Data entries
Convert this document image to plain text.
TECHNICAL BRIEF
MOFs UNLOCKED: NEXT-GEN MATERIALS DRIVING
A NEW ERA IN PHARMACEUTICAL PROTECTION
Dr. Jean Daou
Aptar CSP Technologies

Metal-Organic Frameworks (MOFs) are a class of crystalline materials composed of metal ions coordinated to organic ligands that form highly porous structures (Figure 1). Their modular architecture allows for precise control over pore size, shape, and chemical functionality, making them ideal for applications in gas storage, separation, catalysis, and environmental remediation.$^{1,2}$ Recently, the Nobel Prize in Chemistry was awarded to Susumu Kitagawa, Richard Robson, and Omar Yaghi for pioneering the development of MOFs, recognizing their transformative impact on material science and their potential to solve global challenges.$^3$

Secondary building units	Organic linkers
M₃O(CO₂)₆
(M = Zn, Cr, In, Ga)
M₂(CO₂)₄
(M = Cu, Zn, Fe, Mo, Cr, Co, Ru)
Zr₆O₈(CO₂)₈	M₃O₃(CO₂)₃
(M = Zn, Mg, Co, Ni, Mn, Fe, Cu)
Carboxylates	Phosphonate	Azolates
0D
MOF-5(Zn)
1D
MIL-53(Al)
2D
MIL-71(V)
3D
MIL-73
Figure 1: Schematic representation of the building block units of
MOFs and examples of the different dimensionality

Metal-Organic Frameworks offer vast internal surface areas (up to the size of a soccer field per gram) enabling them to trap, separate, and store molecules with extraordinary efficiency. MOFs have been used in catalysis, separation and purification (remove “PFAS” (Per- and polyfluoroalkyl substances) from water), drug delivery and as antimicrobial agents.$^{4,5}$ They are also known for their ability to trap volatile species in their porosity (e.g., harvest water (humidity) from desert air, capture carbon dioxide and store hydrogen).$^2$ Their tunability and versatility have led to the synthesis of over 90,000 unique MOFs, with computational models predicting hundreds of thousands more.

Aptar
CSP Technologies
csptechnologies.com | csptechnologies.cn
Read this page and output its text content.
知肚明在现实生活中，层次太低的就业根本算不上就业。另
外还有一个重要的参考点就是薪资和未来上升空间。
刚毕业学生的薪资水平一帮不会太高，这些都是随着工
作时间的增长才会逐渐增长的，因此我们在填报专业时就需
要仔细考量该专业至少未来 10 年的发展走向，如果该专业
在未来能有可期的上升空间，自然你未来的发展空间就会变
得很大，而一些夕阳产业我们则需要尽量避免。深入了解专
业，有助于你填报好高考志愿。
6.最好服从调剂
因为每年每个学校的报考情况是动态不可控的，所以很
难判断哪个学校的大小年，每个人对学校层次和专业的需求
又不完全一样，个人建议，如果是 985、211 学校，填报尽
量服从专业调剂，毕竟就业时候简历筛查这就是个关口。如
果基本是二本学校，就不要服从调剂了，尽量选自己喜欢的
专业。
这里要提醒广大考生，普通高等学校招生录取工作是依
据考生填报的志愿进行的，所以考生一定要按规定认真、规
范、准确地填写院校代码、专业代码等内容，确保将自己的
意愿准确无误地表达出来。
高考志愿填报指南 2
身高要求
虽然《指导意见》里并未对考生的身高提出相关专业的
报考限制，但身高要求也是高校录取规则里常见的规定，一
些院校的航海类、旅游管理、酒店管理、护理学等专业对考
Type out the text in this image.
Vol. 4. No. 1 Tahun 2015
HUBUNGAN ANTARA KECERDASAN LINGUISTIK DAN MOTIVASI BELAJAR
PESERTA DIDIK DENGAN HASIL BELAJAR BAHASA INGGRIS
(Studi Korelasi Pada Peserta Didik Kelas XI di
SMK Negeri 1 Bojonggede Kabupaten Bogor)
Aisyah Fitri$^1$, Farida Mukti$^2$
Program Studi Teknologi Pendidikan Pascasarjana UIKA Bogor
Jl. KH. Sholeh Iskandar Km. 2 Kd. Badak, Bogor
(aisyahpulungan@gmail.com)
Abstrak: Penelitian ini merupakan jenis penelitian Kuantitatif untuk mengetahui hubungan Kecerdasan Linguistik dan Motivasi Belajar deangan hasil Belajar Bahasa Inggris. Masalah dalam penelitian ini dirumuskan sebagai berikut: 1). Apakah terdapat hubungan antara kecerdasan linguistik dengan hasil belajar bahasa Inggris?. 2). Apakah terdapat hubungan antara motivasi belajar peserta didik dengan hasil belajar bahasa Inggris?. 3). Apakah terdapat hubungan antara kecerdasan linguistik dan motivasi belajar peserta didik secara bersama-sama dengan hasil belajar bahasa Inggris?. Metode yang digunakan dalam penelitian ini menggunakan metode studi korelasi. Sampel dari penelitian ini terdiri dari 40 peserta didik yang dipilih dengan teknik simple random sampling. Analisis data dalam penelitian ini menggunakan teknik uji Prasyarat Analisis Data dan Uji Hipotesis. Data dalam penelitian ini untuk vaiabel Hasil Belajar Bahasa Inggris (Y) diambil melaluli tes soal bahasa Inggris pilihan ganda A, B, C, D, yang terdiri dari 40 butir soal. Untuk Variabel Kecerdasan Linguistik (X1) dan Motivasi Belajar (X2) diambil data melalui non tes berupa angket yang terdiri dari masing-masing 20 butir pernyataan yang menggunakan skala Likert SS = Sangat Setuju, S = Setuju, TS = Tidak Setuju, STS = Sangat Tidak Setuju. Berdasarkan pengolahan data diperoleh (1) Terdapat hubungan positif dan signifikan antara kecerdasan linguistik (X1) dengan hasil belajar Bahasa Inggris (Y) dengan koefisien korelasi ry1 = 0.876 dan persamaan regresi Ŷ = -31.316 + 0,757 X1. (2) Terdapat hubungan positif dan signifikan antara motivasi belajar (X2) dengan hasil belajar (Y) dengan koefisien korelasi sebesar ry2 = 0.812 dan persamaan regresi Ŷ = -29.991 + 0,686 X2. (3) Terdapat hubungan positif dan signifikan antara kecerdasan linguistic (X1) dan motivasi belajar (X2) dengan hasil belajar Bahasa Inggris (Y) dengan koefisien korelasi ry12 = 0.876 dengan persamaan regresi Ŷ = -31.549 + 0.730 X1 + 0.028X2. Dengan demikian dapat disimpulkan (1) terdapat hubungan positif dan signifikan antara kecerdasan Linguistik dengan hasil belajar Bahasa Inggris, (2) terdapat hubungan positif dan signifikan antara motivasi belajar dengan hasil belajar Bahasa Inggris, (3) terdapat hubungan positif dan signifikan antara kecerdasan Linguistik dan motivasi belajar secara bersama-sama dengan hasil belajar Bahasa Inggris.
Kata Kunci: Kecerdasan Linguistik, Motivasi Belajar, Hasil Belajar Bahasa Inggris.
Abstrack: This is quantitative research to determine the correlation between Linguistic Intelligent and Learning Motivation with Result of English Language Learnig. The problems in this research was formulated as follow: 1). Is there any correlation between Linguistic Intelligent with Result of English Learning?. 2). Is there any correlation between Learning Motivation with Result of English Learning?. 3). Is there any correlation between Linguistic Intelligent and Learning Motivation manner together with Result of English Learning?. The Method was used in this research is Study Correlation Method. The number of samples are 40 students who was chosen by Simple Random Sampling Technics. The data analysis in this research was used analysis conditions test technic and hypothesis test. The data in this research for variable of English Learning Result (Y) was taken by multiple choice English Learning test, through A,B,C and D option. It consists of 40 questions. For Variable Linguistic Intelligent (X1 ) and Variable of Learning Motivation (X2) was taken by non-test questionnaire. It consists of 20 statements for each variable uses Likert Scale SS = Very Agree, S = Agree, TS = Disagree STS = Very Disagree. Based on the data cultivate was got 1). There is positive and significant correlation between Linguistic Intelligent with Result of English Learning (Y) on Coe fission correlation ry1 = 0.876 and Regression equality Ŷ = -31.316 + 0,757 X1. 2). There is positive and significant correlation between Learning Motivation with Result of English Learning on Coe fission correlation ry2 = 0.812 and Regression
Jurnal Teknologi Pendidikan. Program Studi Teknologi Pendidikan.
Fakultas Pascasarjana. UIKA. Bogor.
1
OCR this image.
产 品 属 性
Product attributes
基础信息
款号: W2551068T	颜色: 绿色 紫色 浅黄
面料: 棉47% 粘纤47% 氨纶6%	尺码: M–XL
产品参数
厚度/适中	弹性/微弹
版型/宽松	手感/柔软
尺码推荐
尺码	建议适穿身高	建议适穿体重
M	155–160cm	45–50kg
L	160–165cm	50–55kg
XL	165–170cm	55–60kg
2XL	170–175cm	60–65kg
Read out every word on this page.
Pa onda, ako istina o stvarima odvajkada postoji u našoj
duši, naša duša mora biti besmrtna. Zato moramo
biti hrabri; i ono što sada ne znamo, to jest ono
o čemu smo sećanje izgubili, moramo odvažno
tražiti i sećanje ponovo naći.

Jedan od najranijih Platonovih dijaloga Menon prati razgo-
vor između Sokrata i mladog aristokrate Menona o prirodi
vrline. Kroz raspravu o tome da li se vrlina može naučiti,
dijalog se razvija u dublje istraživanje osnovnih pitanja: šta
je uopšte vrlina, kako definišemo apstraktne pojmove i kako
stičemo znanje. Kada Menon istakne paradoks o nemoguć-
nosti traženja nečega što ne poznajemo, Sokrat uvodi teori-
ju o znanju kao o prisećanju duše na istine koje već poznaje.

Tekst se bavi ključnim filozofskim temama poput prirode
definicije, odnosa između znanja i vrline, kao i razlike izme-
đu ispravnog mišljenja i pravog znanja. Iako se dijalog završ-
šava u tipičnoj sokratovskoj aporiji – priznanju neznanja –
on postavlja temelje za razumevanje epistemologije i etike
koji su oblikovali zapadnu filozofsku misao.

> _What you have to do_
Scan the material above. Copy each line where "catalysis" occurs.

> _Correct result_
Metal-Organic Frameworks (MOFs) are a class of crystalline materials composed of metal ions coordinated to organic ligands that form highly porous structures (Figure 1). Their modular architecture allows for precise control over pore size, shape, and chemical functionality, making them ideal for applications in gas storage, separation, catalysis, and environmental remediation.$^{1,2}$ Recently, the Nobel Prize in Chemistry was awarded to Susumu Kitagawa, Richard Robson, and Omar Yaghi for pioneering the development of MOFs, recognizing their transformative impact on material science and their potential to solve global challenges.$^3$
Metal-Organic Frameworks offer vast internal surface areas (up to the size of a soccer field per gram) enabling them to trap, separate, and store molecules with extraordinary efficiency. MOFs have been used in catalysis, separation and purification (remove “PFAS” (Per- and polyfluoroalkyl substances) from water), drug delivery and as antimicrobial agents.$^{4,5}$ They are also known for their ability to trap volatile species in their porosity (e.g., harvest water (humidity) from desert air, capture carbon dioxide and store hydrogen).$^2$ Their tunability and versatility have led to the synthesis of over 90,000 unique MOFs, with computational models predicting hundreds of thousands more.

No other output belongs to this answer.